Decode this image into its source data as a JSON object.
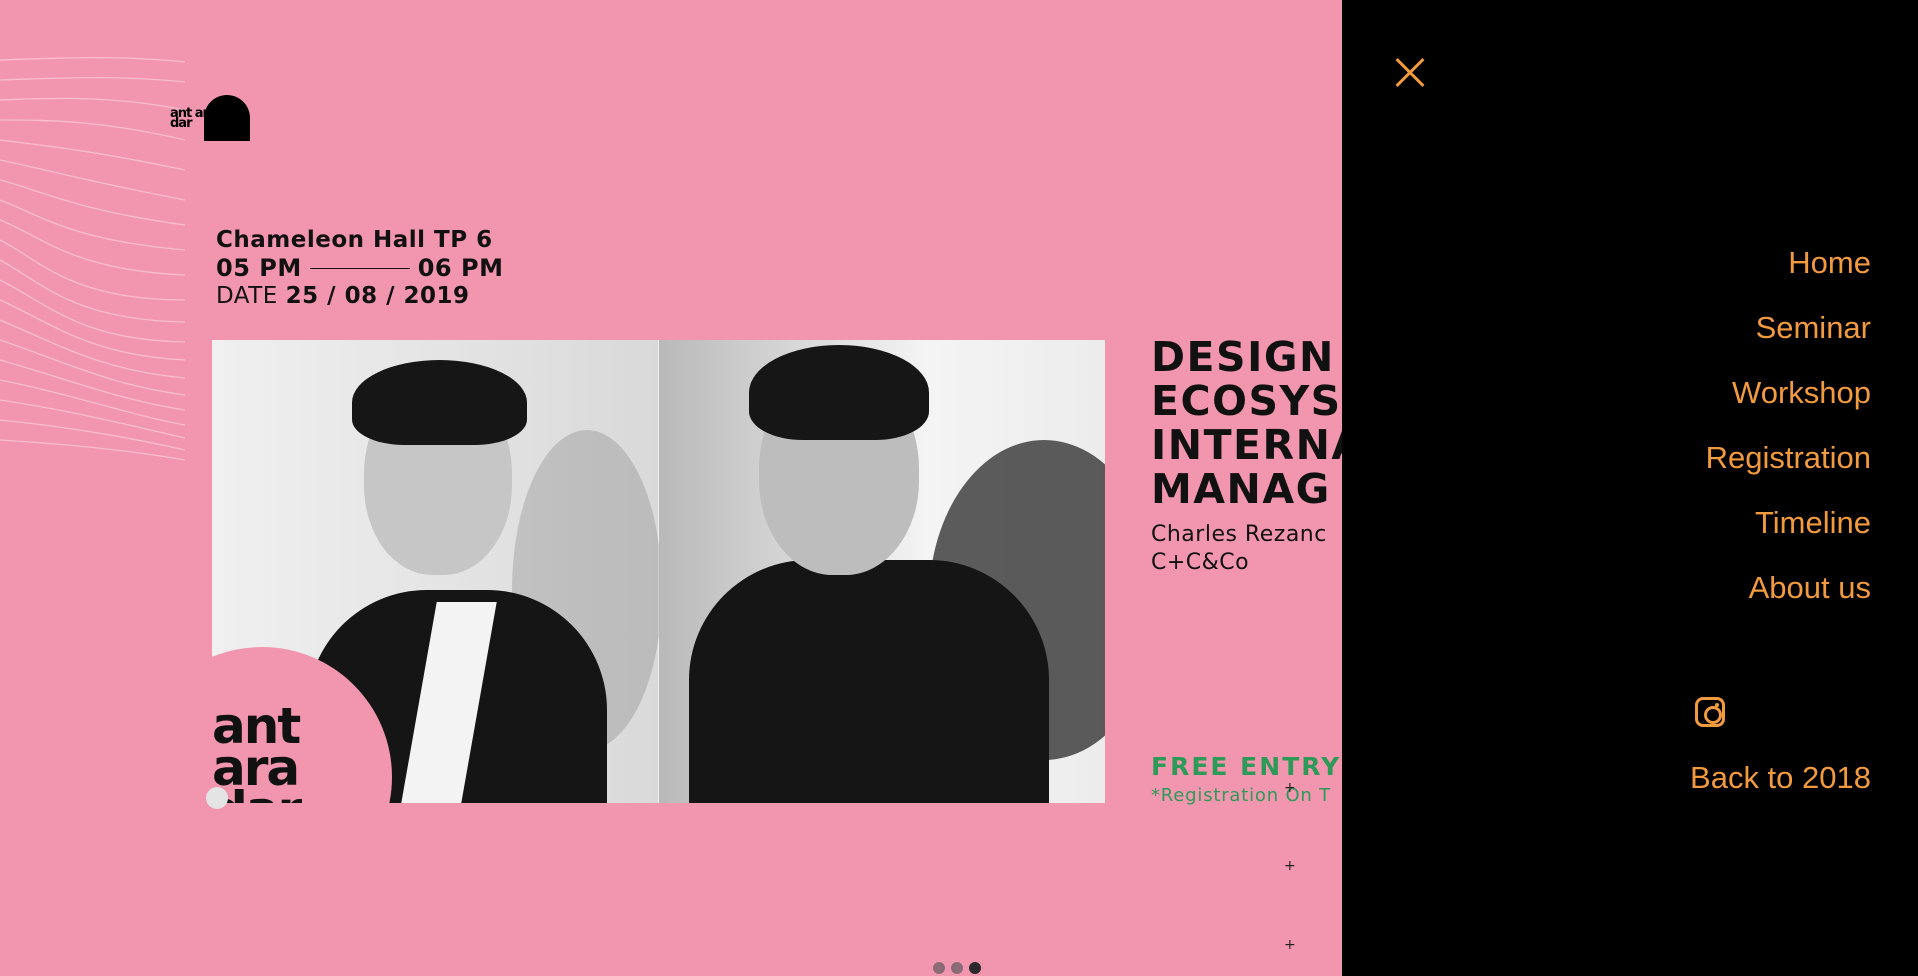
{
  "logo": {
    "text": "ant ara dar"
  },
  "event": {
    "venue": "Chameleon Hall TP 6",
    "start_time": "05 PM",
    "end_time": "06 PM",
    "date_label": "DATE",
    "date_value": "25 / 08 / 2019"
  },
  "seminar": {
    "title": "DESIGN\nECOSYS\nINTERNA\nMANAG",
    "speaker_name": "Charles Rezanc",
    "speaker_company": "C+C&Co",
    "free_entry": "FREE ENTRY",
    "registration_note": "*Registration On T"
  },
  "photo_badge": {
    "text": "ant\nara\ndar"
  },
  "menu": {
    "items": [
      {
        "label": "Home"
      },
      {
        "label": "Seminar"
      },
      {
        "label": "Workshop"
      },
      {
        "label": "Registration"
      },
      {
        "label": "Timeline"
      },
      {
        "label": "About us"
      }
    ],
    "back_link": "Back to 2018",
    "social_icon": "instagram-icon",
    "close_icon": "close-icon"
  },
  "pager": {
    "count": 3,
    "active_index": 2
  },
  "colors": {
    "background": "#f296b0",
    "menu_background": "#000000",
    "menu_accent": "#f29a3e",
    "free_entry": "#2e9a58",
    "text": "#111111"
  }
}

(WHAT YOU ARE ASKED TO DO)
Pick out and copy every line that contains the word "icon".

(THE COMPLETED TASK)
    "social_icon": "instagram-icon",
    "close_icon": "close-icon"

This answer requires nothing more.